[Dataset records]
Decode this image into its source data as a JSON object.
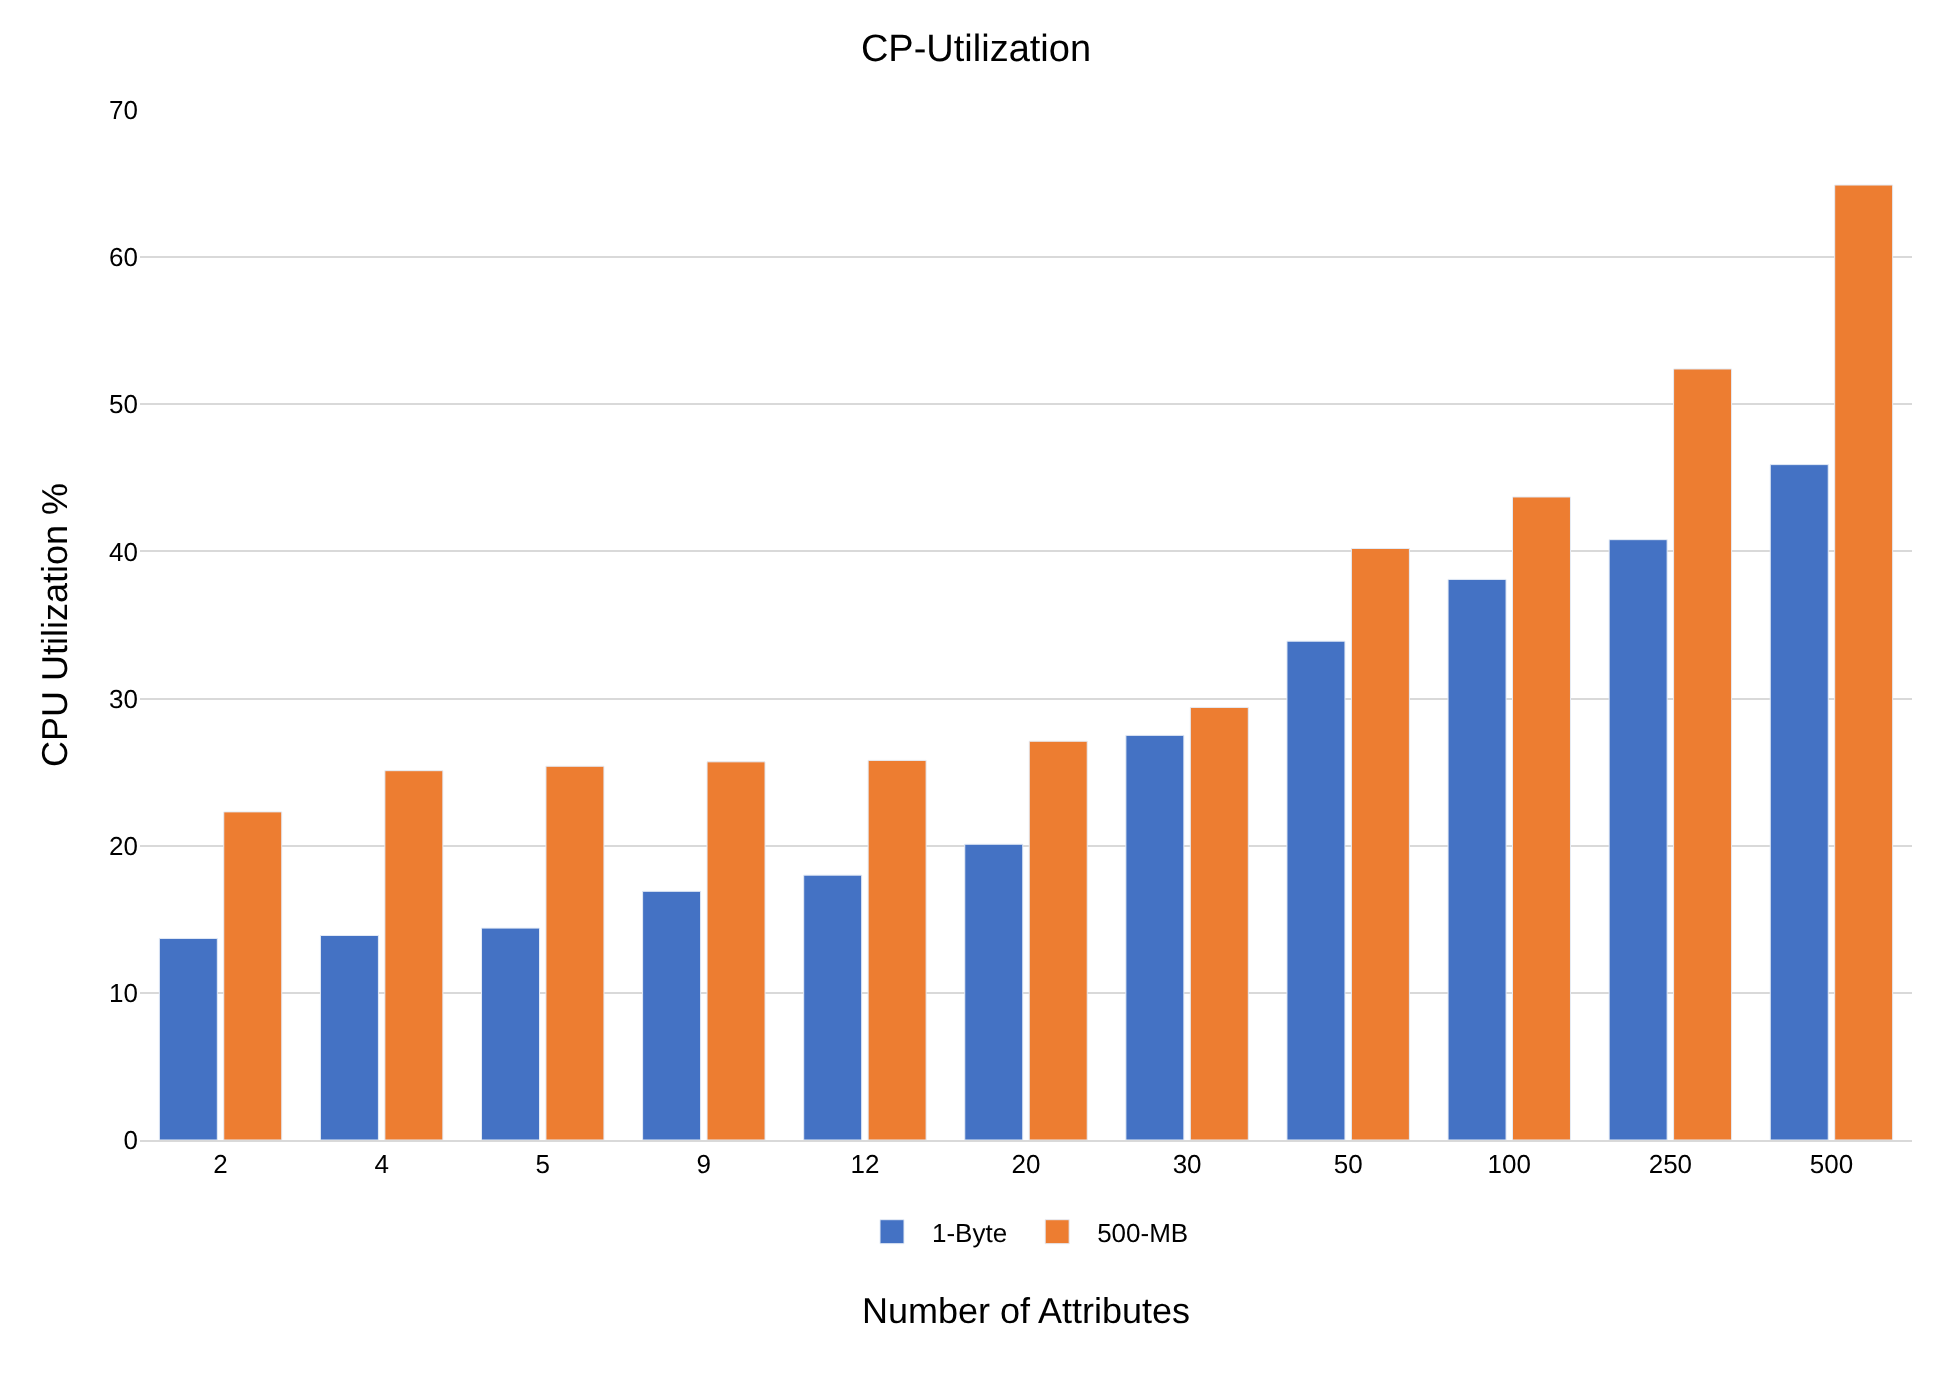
{
  "chart_data": {
    "type": "bar",
    "title": "CP-Utilization",
    "xlabel": "Number of Attributes",
    "ylabel": "CPU Utilization %",
    "categories": [
      "2",
      "4",
      "5",
      "9",
      "12",
      "20",
      "30",
      "50",
      "100",
      "250",
      "500"
    ],
    "series": [
      {
        "name": "1-Byte",
        "color": "#4472c4",
        "values": [
          13.7,
          13.9,
          14.4,
          16.9,
          18.0,
          20.1,
          27.5,
          33.9,
          38.1,
          40.8,
          45.9
        ]
      },
      {
        "name": "500-MB",
        "color": "#ed7d31",
        "values": [
          22.3,
          25.1,
          25.4,
          25.7,
          25.8,
          27.1,
          29.4,
          40.2,
          43.7,
          52.4,
          64.9
        ]
      }
    ],
    "ylim": [
      0,
      70
    ],
    "yticks": [
      0,
      10,
      20,
      30,
      40,
      50,
      60,
      70
    ],
    "grid": "y",
    "legend": "bottom"
  }
}
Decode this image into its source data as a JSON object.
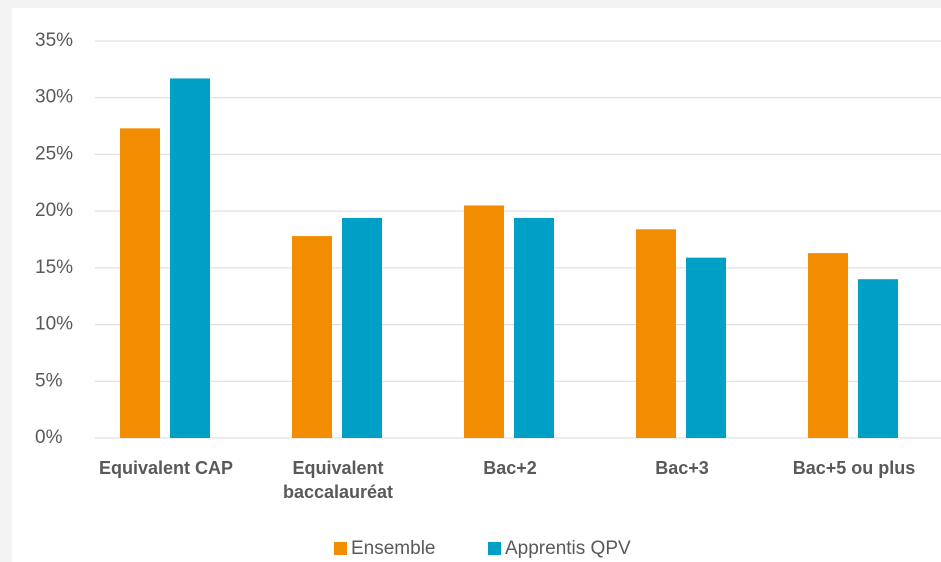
{
  "chart_data": {
    "type": "bar",
    "categories": [
      "Equivalent CAP",
      "Equivalent baccalauréat",
      "Bac+2",
      "Bac+3",
      "Bac+5 ou plus"
    ],
    "series": [
      {
        "name": "Ensemble",
        "color": "#f28c00",
        "values": [
          27.3,
          17.8,
          20.5,
          18.4,
          16.3
        ]
      },
      {
        "name": "Apprentis QPV",
        "color": "#00a0c6",
        "values": [
          31.7,
          19.4,
          19.4,
          15.9,
          14.0
        ]
      }
    ],
    "ylim": [
      0,
      35
    ],
    "yticks": [
      {
        "value": 0,
        "label": "0%"
      },
      {
        "value": 5,
        "label": "5%"
      },
      {
        "value": 10,
        "label": "10%"
      },
      {
        "value": 15,
        "label": "15%"
      },
      {
        "value": 20,
        "label": "20%"
      },
      {
        "value": 25,
        "label": "25%"
      },
      {
        "value": 30,
        "label": "30%"
      },
      {
        "value": 35,
        "label": "35%"
      }
    ],
    "grid": true,
    "legend": "bottom"
  }
}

#### [STATED TASK]
Reproduce all entries exactly. Pictures do not belong in the copy.

#### [EXERCISE OUTPUT]
Decode this image into its source data as a JSON object.
{
  "chart_data": {
    "type": "bar",
    "title": "CP-Utilization",
    "xlabel": "Number of Attributes",
    "ylabel": "CPU Utilization %",
    "categories": [
      "2",
      "4",
      "5",
      "9",
      "12",
      "20",
      "30",
      "50",
      "100",
      "250",
      "500"
    ],
    "series": [
      {
        "name": "1-Byte",
        "color": "#4472c4",
        "values": [
          13.7,
          13.9,
          14.4,
          16.9,
          18.0,
          20.1,
          27.5,
          33.9,
          38.1,
          40.8,
          45.9
        ]
      },
      {
        "name": "500-MB",
        "color": "#ed7d31",
        "values": [
          22.3,
          25.1,
          25.4,
          25.7,
          25.8,
          27.1,
          29.4,
          40.2,
          43.7,
          52.4,
          64.9
        ]
      }
    ],
    "ylim": [
      0,
      70
    ],
    "yticks": [
      0,
      10,
      20,
      30,
      40,
      50,
      60,
      70
    ],
    "grid": "y",
    "legend": "bottom"
  }
}
Decode this image into its source data as a JSON object.
{
  "chart_data": {
    "type": "bar",
    "categories": [
      "Equivalent CAP",
      "Equivalent baccalauréat",
      "Bac+2",
      "Bac+3",
      "Bac+5 ou plus"
    ],
    "series": [
      {
        "name": "Ensemble",
        "color": "#f28c00",
        "values": [
          27.3,
          17.8,
          20.5,
          18.4,
          16.3
        ]
      },
      {
        "name": "Apprentis QPV",
        "color": "#00a0c6",
        "values": [
          31.7,
          19.4,
          19.4,
          15.9,
          14.0
        ]
      }
    ],
    "ylim": [
      0,
      35
    ],
    "yticks": [
      {
        "value": 0,
        "label": "0%"
      },
      {
        "value": 5,
        "label": "5%"
      },
      {
        "value": 10,
        "label": "10%"
      },
      {
        "value": 15,
        "label": "15%"
      },
      {
        "value": 20,
        "label": "20%"
      },
      {
        "value": 25,
        "label": "25%"
      },
      {
        "value": 30,
        "label": "30%"
      },
      {
        "value": 35,
        "label": "35%"
      }
    ],
    "grid": true,
    "legend": "bottom"
  }
}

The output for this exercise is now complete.